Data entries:
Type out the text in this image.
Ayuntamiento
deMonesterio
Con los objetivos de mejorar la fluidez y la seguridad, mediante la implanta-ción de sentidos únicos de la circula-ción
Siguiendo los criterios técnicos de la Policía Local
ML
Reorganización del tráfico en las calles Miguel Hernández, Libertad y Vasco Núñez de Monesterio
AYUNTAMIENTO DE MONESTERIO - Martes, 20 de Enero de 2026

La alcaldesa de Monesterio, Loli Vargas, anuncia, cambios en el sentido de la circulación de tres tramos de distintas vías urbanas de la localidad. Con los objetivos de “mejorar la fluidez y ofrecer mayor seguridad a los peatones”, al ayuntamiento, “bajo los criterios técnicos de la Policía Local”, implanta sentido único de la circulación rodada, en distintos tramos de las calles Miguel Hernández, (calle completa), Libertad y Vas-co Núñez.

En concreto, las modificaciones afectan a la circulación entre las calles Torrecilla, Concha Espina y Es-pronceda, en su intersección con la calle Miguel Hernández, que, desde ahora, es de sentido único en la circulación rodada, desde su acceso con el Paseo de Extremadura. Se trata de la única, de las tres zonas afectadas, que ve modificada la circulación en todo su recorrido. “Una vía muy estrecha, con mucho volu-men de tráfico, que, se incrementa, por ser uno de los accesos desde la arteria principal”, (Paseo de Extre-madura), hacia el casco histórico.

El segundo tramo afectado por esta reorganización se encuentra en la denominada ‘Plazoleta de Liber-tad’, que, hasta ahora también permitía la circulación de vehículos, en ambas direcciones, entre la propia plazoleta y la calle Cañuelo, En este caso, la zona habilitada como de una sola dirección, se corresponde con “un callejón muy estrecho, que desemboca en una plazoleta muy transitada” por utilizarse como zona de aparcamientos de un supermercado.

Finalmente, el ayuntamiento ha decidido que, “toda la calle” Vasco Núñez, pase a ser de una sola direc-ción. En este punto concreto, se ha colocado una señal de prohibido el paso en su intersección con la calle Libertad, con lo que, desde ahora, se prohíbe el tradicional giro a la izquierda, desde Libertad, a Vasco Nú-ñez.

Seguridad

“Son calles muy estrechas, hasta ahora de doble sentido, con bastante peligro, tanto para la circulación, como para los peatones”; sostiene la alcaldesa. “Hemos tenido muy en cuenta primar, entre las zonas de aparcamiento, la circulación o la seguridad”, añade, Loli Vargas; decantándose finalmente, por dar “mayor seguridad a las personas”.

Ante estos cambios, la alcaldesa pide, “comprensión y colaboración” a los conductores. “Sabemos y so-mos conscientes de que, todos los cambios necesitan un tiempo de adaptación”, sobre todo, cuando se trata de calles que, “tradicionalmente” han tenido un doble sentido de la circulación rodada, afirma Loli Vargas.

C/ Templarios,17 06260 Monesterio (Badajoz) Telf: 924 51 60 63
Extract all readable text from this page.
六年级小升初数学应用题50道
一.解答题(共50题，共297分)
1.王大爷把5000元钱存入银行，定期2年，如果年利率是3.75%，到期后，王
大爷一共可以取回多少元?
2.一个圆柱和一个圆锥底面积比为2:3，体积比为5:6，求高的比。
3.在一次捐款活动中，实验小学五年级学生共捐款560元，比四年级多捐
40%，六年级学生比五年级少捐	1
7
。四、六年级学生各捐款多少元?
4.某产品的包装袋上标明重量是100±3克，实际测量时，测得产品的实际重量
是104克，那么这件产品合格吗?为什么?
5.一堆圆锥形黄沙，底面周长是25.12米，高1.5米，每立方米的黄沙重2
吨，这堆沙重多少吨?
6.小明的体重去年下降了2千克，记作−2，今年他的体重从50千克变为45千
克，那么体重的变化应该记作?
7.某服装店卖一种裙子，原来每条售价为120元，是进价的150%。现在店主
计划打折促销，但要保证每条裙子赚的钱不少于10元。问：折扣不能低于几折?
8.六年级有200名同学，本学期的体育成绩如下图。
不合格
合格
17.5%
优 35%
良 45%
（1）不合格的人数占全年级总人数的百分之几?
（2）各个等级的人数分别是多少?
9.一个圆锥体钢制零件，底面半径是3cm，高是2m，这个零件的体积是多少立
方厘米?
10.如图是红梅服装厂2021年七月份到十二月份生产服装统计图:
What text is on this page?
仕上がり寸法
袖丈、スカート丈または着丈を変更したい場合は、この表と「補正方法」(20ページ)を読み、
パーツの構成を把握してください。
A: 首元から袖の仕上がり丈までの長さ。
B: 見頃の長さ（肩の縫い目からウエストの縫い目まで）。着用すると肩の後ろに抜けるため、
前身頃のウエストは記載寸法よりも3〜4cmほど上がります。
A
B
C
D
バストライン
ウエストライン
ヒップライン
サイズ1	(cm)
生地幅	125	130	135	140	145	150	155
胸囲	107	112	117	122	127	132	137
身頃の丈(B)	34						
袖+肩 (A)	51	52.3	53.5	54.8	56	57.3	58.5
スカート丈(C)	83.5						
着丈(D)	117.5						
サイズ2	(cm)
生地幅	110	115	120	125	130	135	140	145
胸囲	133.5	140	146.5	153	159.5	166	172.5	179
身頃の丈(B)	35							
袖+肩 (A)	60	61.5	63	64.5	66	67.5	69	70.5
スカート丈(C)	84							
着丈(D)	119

* _Exercise instructions_:
Reply with nothing but the number of lines that contain the word "todo".

* _Reply_:
2